● EXERCISE:
Note each line of the listing that contains the string "motor", and copy it.
— Start of EXERCISE INPUT —
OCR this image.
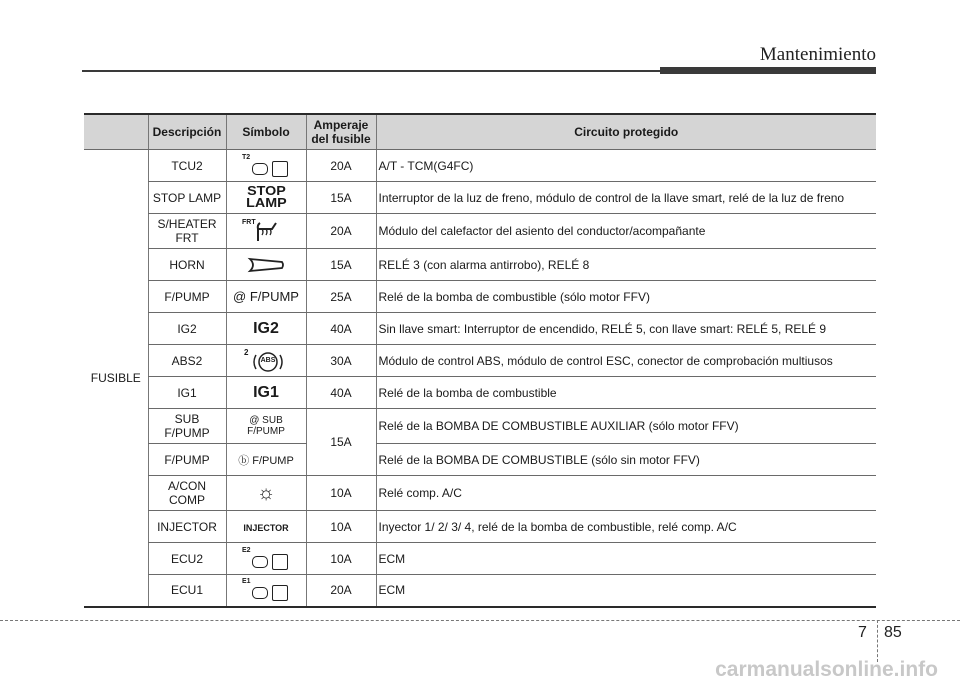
Mantenimiento
	Descripción	Símbolo	Amperaje
del fusible	Circuito protegido
FUSIBLE	TCU2	T2	20A	A/T - TCM(G4FC)
	STOP LAMP	STOP
LAMP	15A	Interruptor de la luz de freno, módulo de control de la llave smart, relé de la luz de freno
	S/HEATER
FRT	FRT	20A	Módulo del calefactor del asiento del conductor/acompañante
	HORN		15A	RELÉ 3 (con alarma antirrobo), RELÉ 8
	F/PUMP	@ F/PUMP	25A	Relé de la bomba de combustible (sólo motor FFV)
	IG2	IG2	40A	Sin llave smart: Interruptor de encendido, RELÉ 5, con llave smart: RELÉ 5, RELÉ 9
	ABS2	2
ABS	30A	Módulo de control ABS, módulo de control ESC, conector de comprobación multiusos
	IG1	IG1	40A	Relé de la bomba de combustible
	SUB
F/PUMP	@ SUB
F/PUMP	15A	Relé de la BOMBA DE COMBUSTIBLE AUXILIAR (sólo motor FFV)
	F/PUMP	ⓑ F/PUMP		Relé de la BOMBA DE COMBUSTIBLE (sólo sin motor FFV)
	A/CON
COMP	☼	10A	Relé comp. A/C
	INJECTOR	INJECTOR	10A	Inyector 1/ 2/ 3/ 4, relé de la bomba de combustible, relé comp. A/C
	ECU2	E2	10A	ECM
	ECU1	E1	20A	ECM
7 85
carmanualsonline.info
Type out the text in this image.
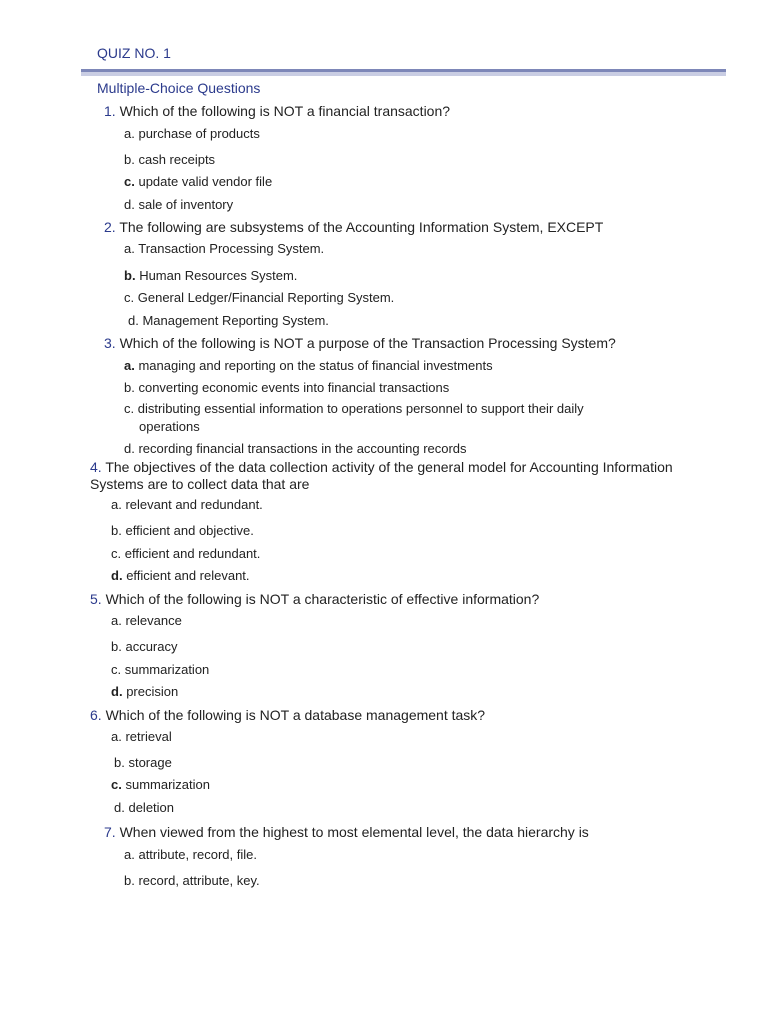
QUIZ NO. 1
Multiple-Choice Questions
1. Which of the following is NOT a financial transaction?
a. purchase of products
b. cash receipts
c. update valid vendor file
d. sale of inventory
2. The following are subsystems of the Accounting Information System, EXCEPT
a. Transaction Processing System.
b. Human Resources System.
c. General Ledger/Financial Reporting System.
d. Management Reporting System.
3. Which of the following is NOT a purpose of the Transaction Processing System?
a. managing and reporting on the status of financial investments
b. converting economic events into financial transactions
c. distributing essential information to operations personnel to support their daily
operations
d. recording financial transactions in the accounting records
4. The objectives of the data collection activity of the general model for Accounting Information
Systems are to collect data that are
a. relevant and redundant.
b. efficient and objective.
c. efficient and redundant.
d. efficient and relevant.
5. Which of the following is NOT a characteristic of effective information?
a. relevance
b. accuracy
c. summarization
d. precision
6. Which of the following is NOT a database management task?
a. retrieval
b. storage
c. summarization
d. deletion
7. When viewed from the highest to most elemental level, the data hierarchy is
a. attribute, record, file.
b. record, attribute, key.
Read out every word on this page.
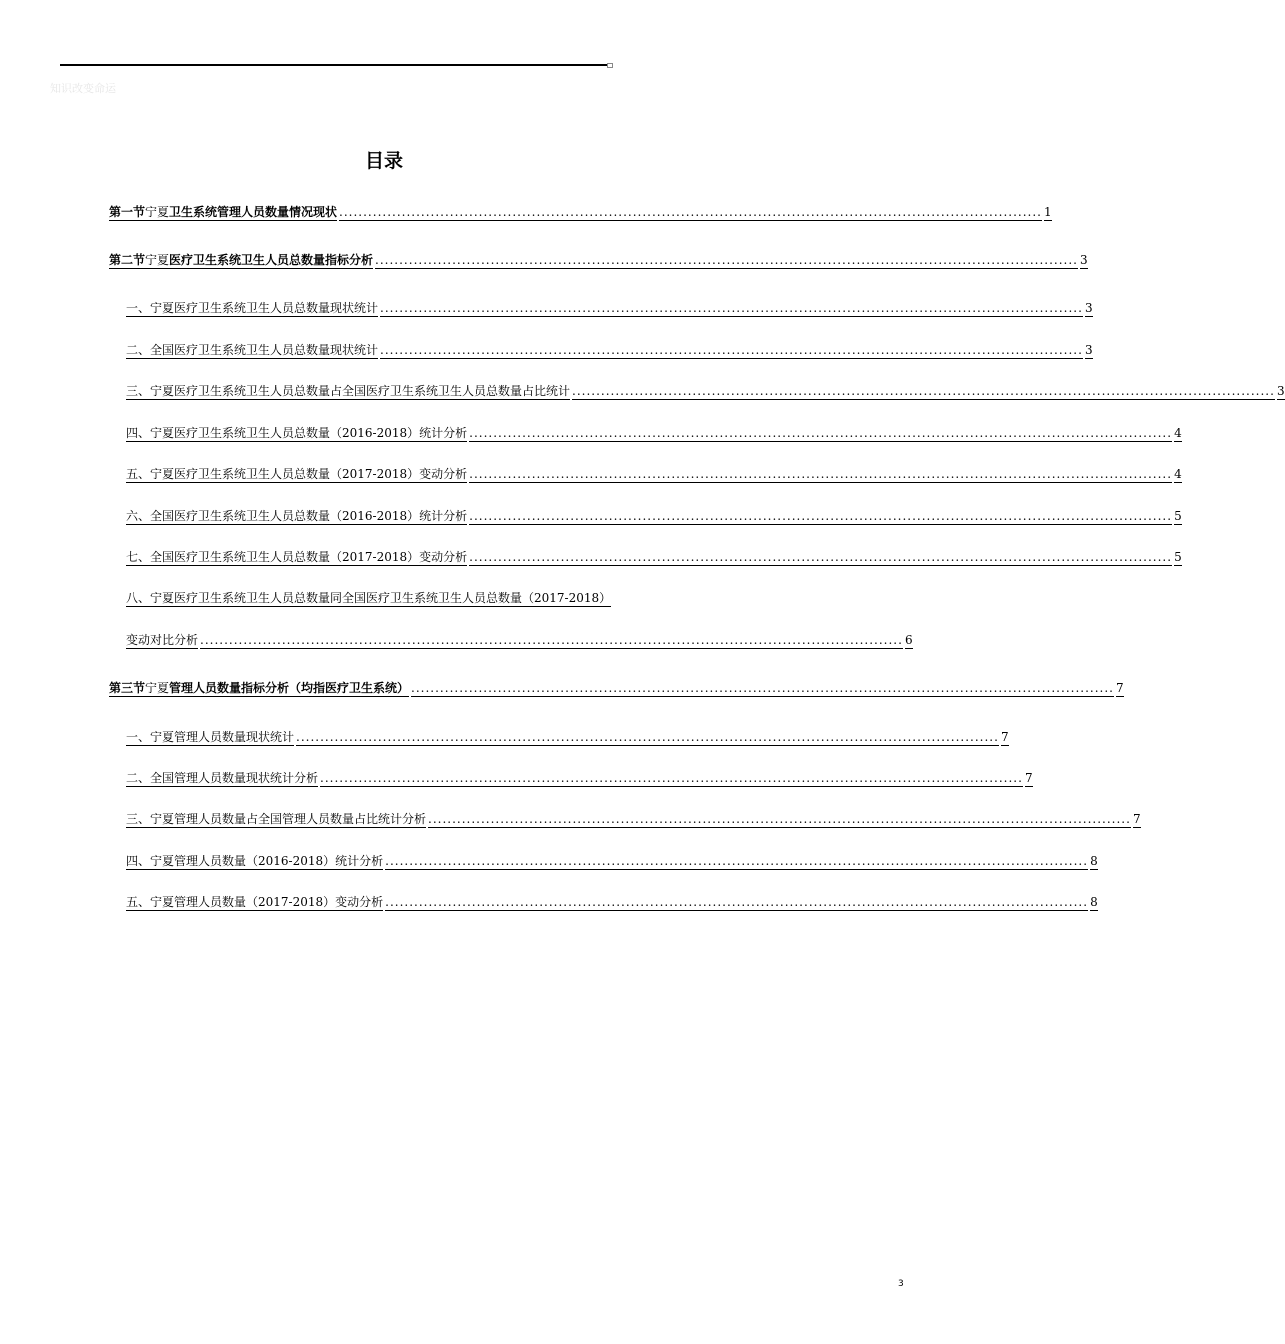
知识改变命运
目录
第一节宁夏卫生系统管理人员数量情况现状 .................................................................................................................................................. 1
第二节宁夏医疗卫生系统卫生人员总数量指标分析 .................................................................................................................................................. 3
一、宁夏医疗卫生系统卫生人员总数量现状统计 .................................................................................................................................................. 3
二、全国医疗卫生系统卫生人员总数量现状统计 .................................................................................................................................................. 3
三、宁夏医疗卫生系统卫生人员总数量占全国医疗卫生系统卫生人员总数量占比统计 .................................................................................................................................................. 3
四、宁夏医疗卫生系统卫生人员总数量（2016-2018）统计分析 .................................................................................................................................................. 4
五、宁夏医疗卫生系统卫生人员总数量（2017-2018）变动分析 .................................................................................................................................................. 4
六、全国医疗卫生系统卫生人员总数量（2016-2018）统计分析 .................................................................................................................................................. 5
七、全国医疗卫生系统卫生人员总数量（2017-2018）变动分析 .................................................................................................................................................. 5
八、宁夏医疗卫生系统卫生人员总数量同全国医疗卫生系统卫生人员总数量（2017-2018）
变动对比分析 .................................................................................................................................................. 6
第三节宁夏管理人员数量指标分析（均指医疗卫生系统） .................................................................................................................................................. 7
一、宁夏管理人员数量现状统计 .................................................................................................................................................. 7
二、全国管理人员数量现状统计分析 .................................................................................................................................................. 7
三、宁夏管理人员数量占全国管理人员数量占比统计分析 .................................................................................................................................................. 7
四、宁夏管理人员数量（2016-2018）统计分析 .................................................................................................................................................. 8
五、宁夏管理人员数量（2017-2018）变动分析 .................................................................................................................................................. 8
3
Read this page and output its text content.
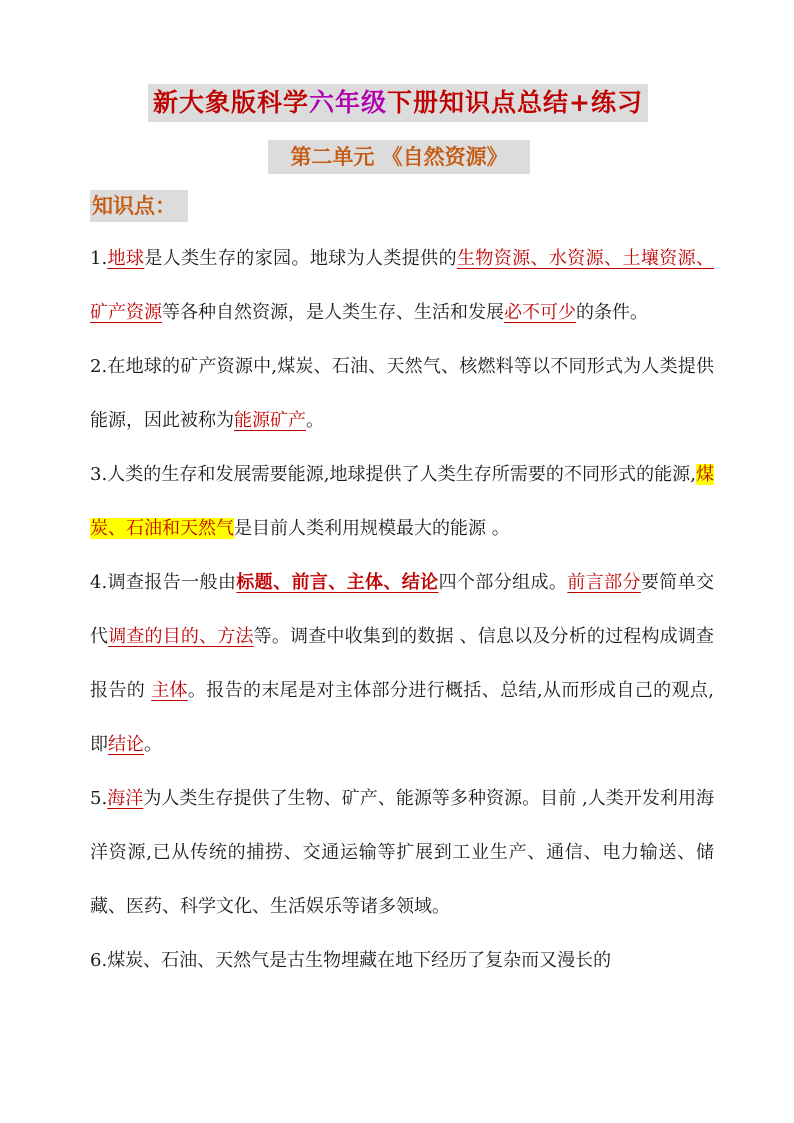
新大象版科学六年级下册知识点总结+练习
第二单元 《自然资源》
知识点：

1.地球是人类生存的家园。地球为人类提供的生物资源、水资源、土壤资源、矿产资源等各种自然资源，是人类生存、生活和发展必不可少的条件。

2.在地球的矿产资源中,煤炭、石油、天然气、核燃料等以不同形式为人类提供能源，因此被称为能源矿产。

3.人类的生存和发展需要能源,地球提供了人类生存所需要的不同形式的能源,煤炭、石油和天然气是目前人类利用规模最大的能源 。

4.调查报告一般由标题、前言、主体、结论四个部分组成。前言部分要简单交代调查的目的、方法等。调查中收集到的数据 、信息以及分析的过程构成调查报告的 主体。报告的末尾是对主体部分进行概括、总结,从而形成自己的观点,即结论。

5.海洋为人类生存提供了生物、矿产、能源等多种资源。目前 ,人类开发利用海洋资源,已从传统的捕捞、交通运输等扩展到工业生产、通信、电力输送、储藏、医药、科学文化、生活娱乐等诸多领域。

6.煤炭、石油、天然气是古生物埋藏在地下经历了复杂而又漫长的
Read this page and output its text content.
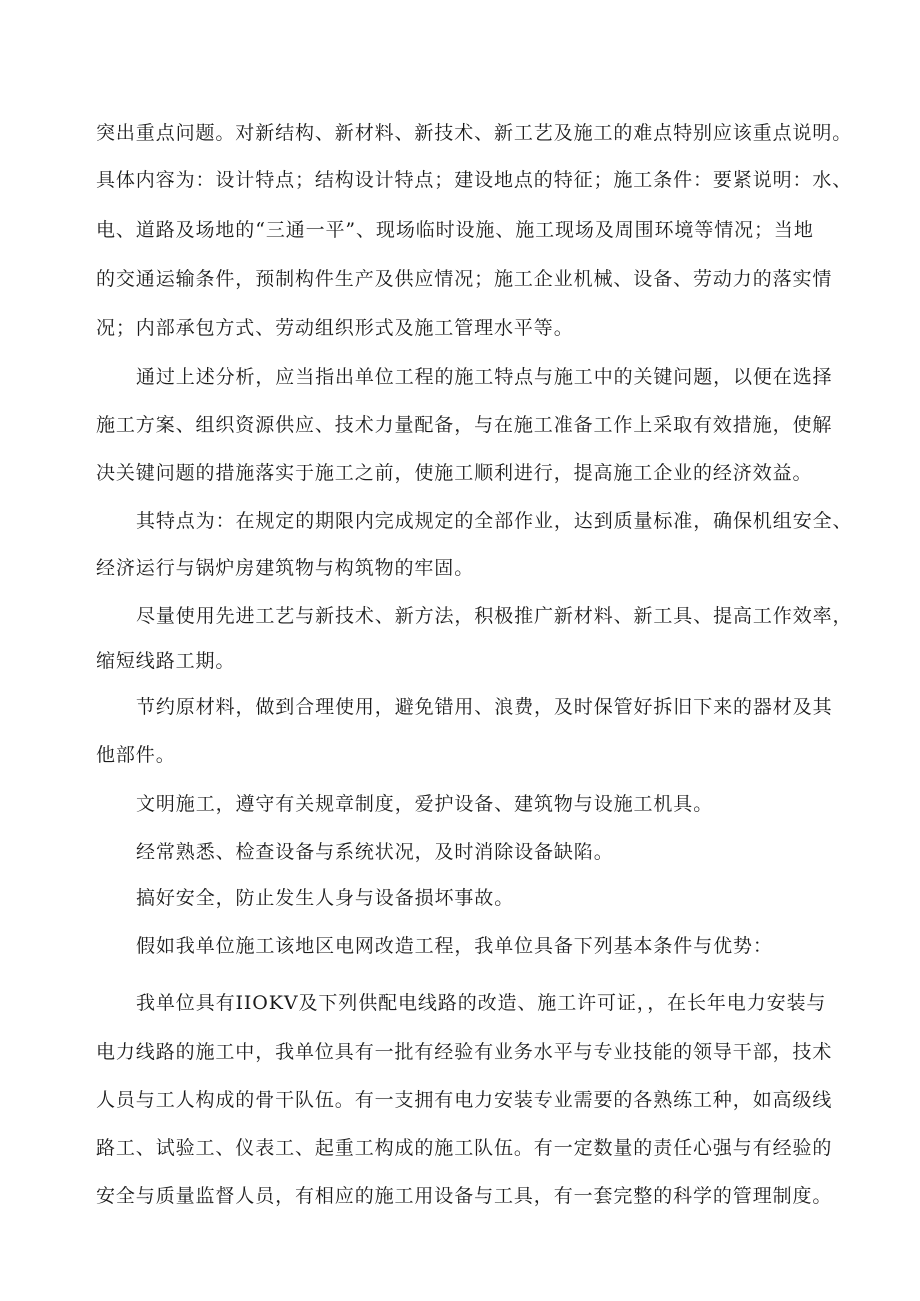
突出重点问题。对新结构、新材料、新技术、新工艺及施工的难点特别应该重点说明。
具体内容为：设计特点；结构设计特点；建设地点的特征；施工条件：要紧说明：水、
电、道路及场地的“三通一平”、现场临时设施、施工现场及周围环境等情况；当地
的交通运输条件，预制构件生产及供应情况；施工企业机械、设备、劳动力的落实情
况；内部承包方式、劳动组织形式及施工管理水平等。
通过上述分析，应当指出单位工程的施工特点与施工中的关键问题，以便在选择
施工方案、组织资源供应、技术力量配备，与在施工准备工作上采取有效措施，使解
决关键问题的措施落实于施工之前，使施工顺利进行，提高施工企业的经济效益。
其特点为：在规定的期限内完成规定的全部作业，达到质量标准，确保机组安全、
经济运行与锅炉房建筑物与构筑物的牢固。
尽量使用先进工艺与新技术、新方法，积极推广新材料、新工具、提高工作效率，
缩短线路工期。
节约原材料，做到合理使用，避免错用、浪费，及时保管好拆旧下来的器材及其
他部件。
文明施工，遵守有关规章制度，爱护设备、建筑物与设施工机具。
经常熟悉、检查设备与系统状况，及时消除设备缺陷。
搞好安全，防止发生人身与设备损坏事故。
假如我单位施工该地区电网改造工程，我单位具备下列基本条件与优势：
我单位具有IIOKV及下列供配电线路的改造、施工许可证，，在长年电力安装与
电力线路的施工中，我单位具有一批有经验有业务水平与专业技能的领导干部，技术
人员与工人构成的骨干队伍。有一支拥有电力安装专业需要的各熟练工种，如高级线
路工、试验工、仪表工、起重工构成的施工队伍。有一定数量的责任心强与有经验的
安全与质量监督人员，有相应的施工用设备与工具，有一套完整的科学的管理制度。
— End of EXERCISE INPUT —
● RESULT OF THIS EXERCISE:
	F/PUMP	@ F/PUMP	25A	Relé de la bomba de combustible (sólo motor FFV)
F/PUMP	15A	Relé de la BOMBA DE COMBUSTIBLE AUXILIAR (sólo motor FFV)
	F/PUMP	ⓑ F/PUMP		Relé de la BOMBA DE COMBUSTIBLE (sólo sin motor FFV)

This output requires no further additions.